(Data excerpts)
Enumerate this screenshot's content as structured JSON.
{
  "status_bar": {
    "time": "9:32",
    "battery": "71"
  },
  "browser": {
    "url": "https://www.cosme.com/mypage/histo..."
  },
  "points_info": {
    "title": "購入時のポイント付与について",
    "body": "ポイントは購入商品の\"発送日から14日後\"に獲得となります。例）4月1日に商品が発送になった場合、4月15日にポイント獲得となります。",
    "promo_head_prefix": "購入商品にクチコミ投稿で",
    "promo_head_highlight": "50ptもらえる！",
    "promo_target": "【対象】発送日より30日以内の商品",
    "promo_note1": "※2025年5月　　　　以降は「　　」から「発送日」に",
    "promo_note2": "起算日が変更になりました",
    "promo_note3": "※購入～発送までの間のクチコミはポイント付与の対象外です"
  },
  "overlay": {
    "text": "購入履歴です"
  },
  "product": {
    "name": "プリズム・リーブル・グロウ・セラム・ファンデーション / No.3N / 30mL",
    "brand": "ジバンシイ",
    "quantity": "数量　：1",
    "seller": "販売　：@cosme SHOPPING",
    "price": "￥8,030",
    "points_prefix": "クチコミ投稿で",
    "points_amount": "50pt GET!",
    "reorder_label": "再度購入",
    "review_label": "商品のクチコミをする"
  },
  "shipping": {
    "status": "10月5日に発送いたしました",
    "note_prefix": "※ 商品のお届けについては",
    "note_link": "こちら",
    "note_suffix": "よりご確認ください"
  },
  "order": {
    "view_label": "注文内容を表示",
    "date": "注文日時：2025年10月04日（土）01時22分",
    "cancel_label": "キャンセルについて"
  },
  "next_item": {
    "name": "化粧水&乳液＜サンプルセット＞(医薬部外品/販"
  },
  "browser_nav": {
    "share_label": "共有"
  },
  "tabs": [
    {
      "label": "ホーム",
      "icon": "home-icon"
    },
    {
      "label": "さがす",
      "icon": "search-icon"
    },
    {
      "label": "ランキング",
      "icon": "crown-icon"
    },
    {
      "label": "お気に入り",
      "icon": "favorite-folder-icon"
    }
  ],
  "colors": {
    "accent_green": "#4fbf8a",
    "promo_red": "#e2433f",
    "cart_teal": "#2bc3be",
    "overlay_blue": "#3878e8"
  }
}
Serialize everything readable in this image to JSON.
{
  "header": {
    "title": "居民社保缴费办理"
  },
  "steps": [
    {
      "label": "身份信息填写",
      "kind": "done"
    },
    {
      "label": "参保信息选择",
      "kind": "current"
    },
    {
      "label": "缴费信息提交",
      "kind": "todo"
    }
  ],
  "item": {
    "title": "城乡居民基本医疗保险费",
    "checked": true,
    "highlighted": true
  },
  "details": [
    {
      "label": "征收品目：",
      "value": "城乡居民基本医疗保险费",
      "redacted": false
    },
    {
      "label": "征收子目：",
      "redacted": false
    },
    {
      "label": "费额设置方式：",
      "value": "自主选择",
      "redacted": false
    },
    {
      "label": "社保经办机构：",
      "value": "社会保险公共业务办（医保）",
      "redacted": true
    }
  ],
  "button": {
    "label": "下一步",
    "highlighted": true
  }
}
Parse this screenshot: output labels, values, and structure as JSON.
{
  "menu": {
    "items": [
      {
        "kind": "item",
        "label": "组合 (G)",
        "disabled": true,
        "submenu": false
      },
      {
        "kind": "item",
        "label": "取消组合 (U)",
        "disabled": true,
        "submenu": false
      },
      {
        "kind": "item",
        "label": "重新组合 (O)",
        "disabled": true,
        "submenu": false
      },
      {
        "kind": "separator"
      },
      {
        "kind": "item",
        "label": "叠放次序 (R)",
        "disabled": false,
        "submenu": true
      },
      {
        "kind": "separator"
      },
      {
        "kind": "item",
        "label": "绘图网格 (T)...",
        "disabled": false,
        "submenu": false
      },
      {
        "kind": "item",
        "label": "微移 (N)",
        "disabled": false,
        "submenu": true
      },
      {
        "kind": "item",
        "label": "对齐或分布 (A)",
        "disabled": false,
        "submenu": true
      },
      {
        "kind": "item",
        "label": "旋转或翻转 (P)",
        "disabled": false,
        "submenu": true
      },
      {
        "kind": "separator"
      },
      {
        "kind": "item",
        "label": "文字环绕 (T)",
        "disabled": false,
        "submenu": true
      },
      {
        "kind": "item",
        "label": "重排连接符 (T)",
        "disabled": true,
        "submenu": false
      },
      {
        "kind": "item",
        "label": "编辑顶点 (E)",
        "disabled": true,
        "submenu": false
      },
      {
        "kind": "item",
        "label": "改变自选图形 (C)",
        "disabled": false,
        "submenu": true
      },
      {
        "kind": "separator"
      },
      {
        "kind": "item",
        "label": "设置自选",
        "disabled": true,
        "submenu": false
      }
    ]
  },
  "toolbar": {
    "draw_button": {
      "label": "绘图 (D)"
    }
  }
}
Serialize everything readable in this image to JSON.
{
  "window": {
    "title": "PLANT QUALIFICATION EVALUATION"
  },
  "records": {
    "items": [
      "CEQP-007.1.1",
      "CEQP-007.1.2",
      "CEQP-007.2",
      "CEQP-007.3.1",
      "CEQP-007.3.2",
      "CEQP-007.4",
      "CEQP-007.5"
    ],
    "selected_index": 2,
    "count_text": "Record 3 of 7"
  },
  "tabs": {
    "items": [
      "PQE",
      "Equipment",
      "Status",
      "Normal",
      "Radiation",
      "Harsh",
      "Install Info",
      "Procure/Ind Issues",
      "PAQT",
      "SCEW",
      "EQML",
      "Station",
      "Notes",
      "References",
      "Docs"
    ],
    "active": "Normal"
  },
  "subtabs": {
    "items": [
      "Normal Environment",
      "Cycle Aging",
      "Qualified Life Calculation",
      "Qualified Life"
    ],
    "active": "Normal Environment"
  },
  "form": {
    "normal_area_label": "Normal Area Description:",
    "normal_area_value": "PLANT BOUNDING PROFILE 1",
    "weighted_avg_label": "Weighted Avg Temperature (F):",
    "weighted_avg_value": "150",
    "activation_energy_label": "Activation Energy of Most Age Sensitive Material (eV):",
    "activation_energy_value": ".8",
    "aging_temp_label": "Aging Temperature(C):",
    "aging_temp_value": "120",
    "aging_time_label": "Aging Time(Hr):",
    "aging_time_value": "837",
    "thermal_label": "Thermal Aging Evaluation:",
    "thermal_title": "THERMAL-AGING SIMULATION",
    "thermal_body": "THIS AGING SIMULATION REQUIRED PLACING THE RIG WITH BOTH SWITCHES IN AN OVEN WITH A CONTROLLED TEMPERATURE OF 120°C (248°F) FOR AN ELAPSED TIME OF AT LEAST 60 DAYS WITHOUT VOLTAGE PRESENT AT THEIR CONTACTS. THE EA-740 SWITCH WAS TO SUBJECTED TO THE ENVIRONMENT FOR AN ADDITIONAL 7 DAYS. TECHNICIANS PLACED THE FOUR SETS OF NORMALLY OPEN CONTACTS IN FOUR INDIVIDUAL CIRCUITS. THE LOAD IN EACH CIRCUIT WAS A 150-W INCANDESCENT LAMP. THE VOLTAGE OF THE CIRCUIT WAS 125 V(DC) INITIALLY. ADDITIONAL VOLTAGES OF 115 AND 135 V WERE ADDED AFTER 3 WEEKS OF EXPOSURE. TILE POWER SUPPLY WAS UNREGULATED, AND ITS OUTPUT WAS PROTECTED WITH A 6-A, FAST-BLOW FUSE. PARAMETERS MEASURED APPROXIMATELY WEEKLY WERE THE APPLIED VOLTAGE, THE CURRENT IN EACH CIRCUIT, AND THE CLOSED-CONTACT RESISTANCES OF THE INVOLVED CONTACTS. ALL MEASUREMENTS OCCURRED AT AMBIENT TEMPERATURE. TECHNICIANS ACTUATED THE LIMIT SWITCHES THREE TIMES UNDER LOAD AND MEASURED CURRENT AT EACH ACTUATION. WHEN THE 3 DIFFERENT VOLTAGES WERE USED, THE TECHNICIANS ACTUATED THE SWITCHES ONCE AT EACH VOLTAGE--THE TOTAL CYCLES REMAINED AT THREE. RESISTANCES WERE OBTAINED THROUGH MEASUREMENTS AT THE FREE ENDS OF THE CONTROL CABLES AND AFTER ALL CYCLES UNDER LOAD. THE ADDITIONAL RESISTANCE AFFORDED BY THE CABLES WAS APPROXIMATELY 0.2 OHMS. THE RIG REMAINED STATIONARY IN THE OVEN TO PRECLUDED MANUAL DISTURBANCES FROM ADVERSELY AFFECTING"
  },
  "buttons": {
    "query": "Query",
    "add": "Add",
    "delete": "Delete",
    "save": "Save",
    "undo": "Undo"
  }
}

→ WHAT THE EXERCISE ASKS: Copy each line of the listing that contains the string "城乡居民基本医疗保险费".

→ RESULT FOR THIS EXERCISE:
    "title": "城乡居民基本医疗保险费",
      "value": "城乡居民基本医疗保险费",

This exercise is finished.